* **What you have to do**: Note each line of the entries that includes "Filtering". Then copy those lines.

□ □ □

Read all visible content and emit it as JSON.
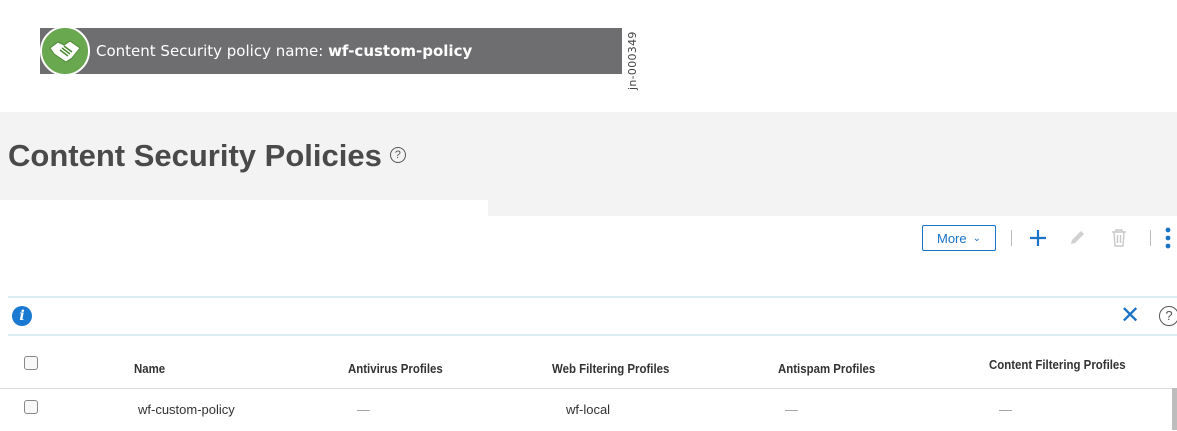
{
  "banner": {
    "label": "Content Security policy name: ",
    "value": "wf-custom-policy",
    "id_tag": "jn-000349"
  },
  "page": {
    "title": "Content Security Policies",
    "help_glyph": "?"
  },
  "toolbar": {
    "more_label": "More",
    "more_chevron": "⌄"
  },
  "infobar": {
    "info_glyph": "i",
    "close_glyph": "✕",
    "help_glyph": "?"
  },
  "table": {
    "columns": [
      "Name",
      "Antivirus Profiles",
      "Web Filtering Profiles",
      "Antispam Profiles",
      "Content Filtering Profiles"
    ],
    "rows": [
      [
        "wf-custom-policy",
        "—",
        "wf-local",
        "—",
        "—"
      ]
    ]
  },
  "colors": {
    "accent": "#1a73c7",
    "banner_bg": "#6e6e70",
    "banner_icon": "#69a84f"
  }
}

□ □ □

* **Answer space**:
      "Web Filtering Profiles",
      "Content Filtering Profiles"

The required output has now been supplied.